# [Records for the task]
━━━━━━━━

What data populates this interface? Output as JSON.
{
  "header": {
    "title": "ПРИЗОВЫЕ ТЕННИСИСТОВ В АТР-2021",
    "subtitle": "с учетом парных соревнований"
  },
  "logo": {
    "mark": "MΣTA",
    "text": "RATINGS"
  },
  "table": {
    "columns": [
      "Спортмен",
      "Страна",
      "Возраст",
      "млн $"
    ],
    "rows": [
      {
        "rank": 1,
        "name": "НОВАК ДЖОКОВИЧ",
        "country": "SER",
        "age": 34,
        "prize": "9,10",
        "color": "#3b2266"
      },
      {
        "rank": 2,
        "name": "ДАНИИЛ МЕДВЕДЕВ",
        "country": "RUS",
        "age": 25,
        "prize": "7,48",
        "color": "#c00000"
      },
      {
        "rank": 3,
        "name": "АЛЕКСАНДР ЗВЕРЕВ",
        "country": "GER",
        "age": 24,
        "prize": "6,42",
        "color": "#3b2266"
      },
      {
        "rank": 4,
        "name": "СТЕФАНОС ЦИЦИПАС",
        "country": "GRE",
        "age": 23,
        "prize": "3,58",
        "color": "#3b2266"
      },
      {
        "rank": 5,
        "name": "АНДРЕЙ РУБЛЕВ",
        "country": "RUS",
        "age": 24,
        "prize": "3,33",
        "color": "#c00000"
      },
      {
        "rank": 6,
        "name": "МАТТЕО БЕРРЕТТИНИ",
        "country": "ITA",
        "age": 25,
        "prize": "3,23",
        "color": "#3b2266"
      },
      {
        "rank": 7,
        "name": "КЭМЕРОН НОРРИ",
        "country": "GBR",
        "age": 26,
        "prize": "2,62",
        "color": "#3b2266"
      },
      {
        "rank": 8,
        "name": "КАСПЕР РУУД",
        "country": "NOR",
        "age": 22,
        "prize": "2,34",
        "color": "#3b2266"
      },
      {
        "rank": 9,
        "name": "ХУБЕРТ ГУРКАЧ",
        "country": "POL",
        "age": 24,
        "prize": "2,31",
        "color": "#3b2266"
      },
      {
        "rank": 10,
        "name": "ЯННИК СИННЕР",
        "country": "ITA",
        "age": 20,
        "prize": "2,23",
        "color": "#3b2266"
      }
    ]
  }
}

━━━━━━━━

# [Exercise details]
Using the listing above, work out how many of its lines include "rank", and give only the result.

# [Worked solution]
10